▶ _What to produce_
Restate each of the lines given below, word for word.

* Begin Data for this exercise *

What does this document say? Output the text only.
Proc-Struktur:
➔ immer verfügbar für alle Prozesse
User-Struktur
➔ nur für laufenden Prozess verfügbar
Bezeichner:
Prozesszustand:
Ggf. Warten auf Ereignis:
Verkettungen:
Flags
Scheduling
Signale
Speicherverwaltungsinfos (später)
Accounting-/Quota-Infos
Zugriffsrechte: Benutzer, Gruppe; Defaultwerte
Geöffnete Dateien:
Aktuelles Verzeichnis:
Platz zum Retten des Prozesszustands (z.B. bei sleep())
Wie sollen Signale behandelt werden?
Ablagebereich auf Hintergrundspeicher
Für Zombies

* End Data for this exercise *

▶ _Exercise result_
What does this document say? Output the text only.
Proc-Struktur:
➔ immer verfügbar für alle Prozesse
User-Struktur
➔ nur für laufenden Prozess verfügbar
Bezeichner:
Prozesszustand:
Ggf. Warten auf Ereignis:
Verkettungen:
Flags
Scheduling
Signale
Speicherverwaltungsinfos (später)
Accounting-/Quota-Infos
Zugriffsrechte: Benutzer, Gruppe; Defaultwerte
Geöffnete Dateien:
Aktuelles Verzeichnis:
Platz zum Retten des Prozesszustands (z.B. bei sleep())
Wie sollen Signale behandelt werden?
Ablagebereich auf Hintergrundspeicher
Für Zombies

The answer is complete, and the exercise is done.